▶ WHAT YOU NEED TO DO:
Scan the listing and work out how many lines contain the word "mobile". Nothing but the number should be given.

▶ ENTRIES SUPPLIED:
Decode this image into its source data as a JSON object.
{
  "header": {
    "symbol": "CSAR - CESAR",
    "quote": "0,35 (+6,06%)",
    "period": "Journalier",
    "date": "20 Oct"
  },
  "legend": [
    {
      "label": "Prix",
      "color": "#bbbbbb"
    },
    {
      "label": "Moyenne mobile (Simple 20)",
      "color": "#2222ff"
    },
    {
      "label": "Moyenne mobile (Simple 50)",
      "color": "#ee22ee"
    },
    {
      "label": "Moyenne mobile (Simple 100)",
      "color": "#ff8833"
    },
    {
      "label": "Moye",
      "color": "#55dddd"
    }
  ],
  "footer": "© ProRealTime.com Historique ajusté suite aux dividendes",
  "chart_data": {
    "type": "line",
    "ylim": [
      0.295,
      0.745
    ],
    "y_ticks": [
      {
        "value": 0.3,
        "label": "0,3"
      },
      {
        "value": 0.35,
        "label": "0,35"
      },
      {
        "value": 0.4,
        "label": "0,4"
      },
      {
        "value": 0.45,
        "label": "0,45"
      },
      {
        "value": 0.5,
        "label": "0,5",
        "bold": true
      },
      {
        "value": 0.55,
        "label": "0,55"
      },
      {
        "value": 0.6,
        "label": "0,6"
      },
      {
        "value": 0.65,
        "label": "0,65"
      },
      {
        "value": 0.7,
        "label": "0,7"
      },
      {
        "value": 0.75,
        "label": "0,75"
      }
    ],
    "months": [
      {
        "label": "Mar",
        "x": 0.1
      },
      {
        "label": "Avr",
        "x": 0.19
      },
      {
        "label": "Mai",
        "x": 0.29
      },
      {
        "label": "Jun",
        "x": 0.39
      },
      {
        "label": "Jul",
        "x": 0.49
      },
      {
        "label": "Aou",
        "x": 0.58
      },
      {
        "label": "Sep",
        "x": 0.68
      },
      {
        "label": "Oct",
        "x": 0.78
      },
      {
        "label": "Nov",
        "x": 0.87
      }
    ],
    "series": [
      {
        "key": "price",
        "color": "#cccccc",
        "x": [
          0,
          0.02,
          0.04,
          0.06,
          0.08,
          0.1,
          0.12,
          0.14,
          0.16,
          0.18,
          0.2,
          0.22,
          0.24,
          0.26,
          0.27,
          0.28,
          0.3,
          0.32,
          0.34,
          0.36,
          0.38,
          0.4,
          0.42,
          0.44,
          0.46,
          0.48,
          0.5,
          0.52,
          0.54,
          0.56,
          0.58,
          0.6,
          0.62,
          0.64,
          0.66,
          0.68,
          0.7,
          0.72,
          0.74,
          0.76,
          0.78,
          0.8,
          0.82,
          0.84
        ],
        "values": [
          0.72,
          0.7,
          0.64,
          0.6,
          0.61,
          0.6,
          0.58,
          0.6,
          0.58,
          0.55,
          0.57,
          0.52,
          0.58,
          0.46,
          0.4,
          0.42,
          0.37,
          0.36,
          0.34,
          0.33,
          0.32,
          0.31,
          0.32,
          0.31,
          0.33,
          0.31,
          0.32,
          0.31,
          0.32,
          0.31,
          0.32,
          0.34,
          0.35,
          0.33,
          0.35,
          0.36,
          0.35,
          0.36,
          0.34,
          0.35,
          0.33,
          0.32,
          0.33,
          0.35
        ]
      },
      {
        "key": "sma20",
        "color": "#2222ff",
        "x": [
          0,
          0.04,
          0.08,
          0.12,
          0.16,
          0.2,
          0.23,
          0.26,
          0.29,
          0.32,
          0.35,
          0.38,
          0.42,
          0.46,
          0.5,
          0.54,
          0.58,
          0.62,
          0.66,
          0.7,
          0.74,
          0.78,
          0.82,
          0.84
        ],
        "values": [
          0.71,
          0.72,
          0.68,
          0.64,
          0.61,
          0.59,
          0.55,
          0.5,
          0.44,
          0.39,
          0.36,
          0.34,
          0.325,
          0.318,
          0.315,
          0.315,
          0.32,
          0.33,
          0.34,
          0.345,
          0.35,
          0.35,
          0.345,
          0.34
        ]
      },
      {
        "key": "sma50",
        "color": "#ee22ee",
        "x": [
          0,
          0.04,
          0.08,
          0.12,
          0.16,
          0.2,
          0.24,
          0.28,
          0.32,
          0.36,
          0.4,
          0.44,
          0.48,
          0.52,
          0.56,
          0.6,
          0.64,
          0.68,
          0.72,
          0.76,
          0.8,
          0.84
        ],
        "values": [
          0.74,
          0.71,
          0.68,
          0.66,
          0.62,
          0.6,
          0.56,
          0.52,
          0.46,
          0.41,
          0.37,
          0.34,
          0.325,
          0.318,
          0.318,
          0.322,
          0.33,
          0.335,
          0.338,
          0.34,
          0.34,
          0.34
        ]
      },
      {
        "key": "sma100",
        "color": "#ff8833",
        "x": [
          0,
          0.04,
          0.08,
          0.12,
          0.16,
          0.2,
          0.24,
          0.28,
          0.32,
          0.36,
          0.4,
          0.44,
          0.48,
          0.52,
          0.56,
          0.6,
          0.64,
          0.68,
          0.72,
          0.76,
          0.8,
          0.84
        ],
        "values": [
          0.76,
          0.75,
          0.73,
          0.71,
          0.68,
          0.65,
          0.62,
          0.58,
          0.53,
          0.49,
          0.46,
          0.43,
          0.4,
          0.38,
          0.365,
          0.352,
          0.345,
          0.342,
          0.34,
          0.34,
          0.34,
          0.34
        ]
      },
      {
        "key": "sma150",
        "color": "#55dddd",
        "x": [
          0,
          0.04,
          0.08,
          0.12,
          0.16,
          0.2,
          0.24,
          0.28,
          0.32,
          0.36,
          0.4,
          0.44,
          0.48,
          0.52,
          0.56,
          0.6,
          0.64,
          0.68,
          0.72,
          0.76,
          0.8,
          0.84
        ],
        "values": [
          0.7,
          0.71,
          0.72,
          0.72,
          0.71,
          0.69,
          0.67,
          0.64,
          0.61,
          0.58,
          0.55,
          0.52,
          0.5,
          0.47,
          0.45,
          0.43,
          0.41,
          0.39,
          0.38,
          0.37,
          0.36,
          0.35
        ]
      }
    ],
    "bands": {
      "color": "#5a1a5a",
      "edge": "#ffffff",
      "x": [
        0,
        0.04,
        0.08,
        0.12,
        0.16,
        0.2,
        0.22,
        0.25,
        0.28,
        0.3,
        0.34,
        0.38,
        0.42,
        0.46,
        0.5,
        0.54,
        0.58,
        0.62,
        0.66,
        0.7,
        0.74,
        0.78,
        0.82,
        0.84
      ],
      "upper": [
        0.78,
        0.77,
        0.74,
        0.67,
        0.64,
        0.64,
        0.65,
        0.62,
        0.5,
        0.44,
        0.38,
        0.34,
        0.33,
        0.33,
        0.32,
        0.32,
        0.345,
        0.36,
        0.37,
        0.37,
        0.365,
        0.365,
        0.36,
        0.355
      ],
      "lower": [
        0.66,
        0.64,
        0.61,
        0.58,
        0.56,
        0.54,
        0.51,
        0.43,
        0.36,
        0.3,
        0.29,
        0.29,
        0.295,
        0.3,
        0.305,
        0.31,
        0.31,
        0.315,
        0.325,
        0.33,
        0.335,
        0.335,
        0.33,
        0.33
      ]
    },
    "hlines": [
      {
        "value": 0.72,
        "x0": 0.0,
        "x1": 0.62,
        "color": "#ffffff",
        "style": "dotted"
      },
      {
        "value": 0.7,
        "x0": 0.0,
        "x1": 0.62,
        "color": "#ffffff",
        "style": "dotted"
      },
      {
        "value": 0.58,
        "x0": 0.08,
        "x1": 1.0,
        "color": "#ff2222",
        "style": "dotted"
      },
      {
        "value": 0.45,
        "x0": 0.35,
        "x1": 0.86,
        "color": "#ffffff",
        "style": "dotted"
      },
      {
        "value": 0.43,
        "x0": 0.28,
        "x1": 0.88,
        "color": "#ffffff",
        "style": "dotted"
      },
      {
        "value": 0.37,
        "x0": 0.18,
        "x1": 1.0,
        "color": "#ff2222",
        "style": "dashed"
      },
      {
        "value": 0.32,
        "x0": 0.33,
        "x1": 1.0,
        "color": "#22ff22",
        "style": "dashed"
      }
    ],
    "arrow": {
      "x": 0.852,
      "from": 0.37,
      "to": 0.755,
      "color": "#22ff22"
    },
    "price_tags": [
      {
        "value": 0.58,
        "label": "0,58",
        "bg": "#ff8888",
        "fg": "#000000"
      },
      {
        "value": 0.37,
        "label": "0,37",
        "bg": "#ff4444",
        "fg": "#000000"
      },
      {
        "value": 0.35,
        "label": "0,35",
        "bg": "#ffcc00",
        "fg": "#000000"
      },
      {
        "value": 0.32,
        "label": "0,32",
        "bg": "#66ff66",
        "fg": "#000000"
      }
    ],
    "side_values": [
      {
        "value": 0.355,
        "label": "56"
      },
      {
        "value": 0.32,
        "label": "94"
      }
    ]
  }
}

▶ PROBLEM SOLUTION:
3